What you have to do: Read the lines that follow and pick out every one containing the word "αντικειμένου".
>>
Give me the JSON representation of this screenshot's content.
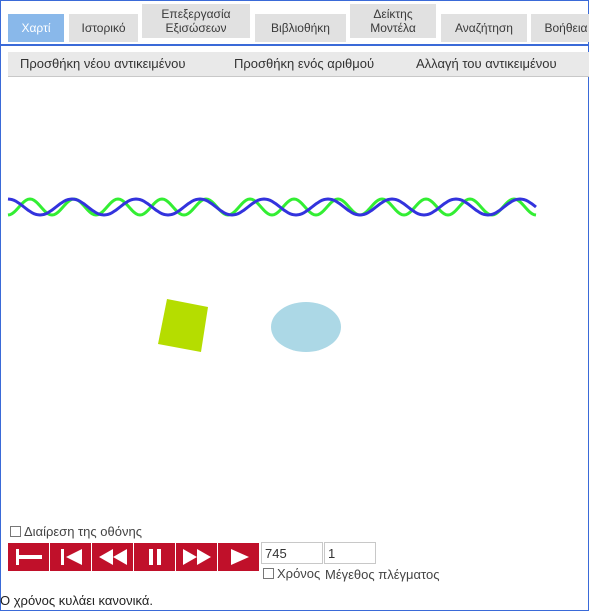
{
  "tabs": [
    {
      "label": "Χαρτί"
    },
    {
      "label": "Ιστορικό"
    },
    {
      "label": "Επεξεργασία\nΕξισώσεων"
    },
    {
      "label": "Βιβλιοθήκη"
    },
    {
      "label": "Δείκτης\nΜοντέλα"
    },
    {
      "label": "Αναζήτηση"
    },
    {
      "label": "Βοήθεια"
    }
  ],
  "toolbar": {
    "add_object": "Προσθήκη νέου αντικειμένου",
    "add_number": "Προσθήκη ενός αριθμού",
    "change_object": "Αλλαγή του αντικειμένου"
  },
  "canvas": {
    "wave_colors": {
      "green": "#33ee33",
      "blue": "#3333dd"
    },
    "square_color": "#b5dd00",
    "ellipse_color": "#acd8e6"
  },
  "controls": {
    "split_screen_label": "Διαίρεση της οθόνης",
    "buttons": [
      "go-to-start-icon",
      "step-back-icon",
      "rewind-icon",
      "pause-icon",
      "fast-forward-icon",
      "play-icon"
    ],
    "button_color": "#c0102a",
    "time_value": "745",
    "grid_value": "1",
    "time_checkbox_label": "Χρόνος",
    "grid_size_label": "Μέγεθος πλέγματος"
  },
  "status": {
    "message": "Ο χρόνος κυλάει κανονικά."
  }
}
<<
>>
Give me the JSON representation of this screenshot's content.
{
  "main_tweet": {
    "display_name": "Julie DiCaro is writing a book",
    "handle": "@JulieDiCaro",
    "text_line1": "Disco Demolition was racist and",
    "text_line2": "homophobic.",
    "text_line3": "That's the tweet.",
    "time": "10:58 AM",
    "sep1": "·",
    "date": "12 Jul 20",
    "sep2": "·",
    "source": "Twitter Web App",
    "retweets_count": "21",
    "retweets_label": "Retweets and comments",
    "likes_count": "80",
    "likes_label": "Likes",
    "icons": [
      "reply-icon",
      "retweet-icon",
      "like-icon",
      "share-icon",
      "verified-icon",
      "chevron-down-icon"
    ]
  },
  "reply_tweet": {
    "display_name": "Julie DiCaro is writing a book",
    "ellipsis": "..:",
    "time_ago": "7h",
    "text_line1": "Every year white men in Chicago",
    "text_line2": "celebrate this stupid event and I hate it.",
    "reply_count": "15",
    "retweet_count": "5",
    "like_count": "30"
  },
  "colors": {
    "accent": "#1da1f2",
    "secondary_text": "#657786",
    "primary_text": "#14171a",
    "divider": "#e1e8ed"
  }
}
<<
Task solution:
    "add_object": "Προσθήκη νέου αντικειμένου",
    "change_object": "Αλλαγή του αντικειμένου"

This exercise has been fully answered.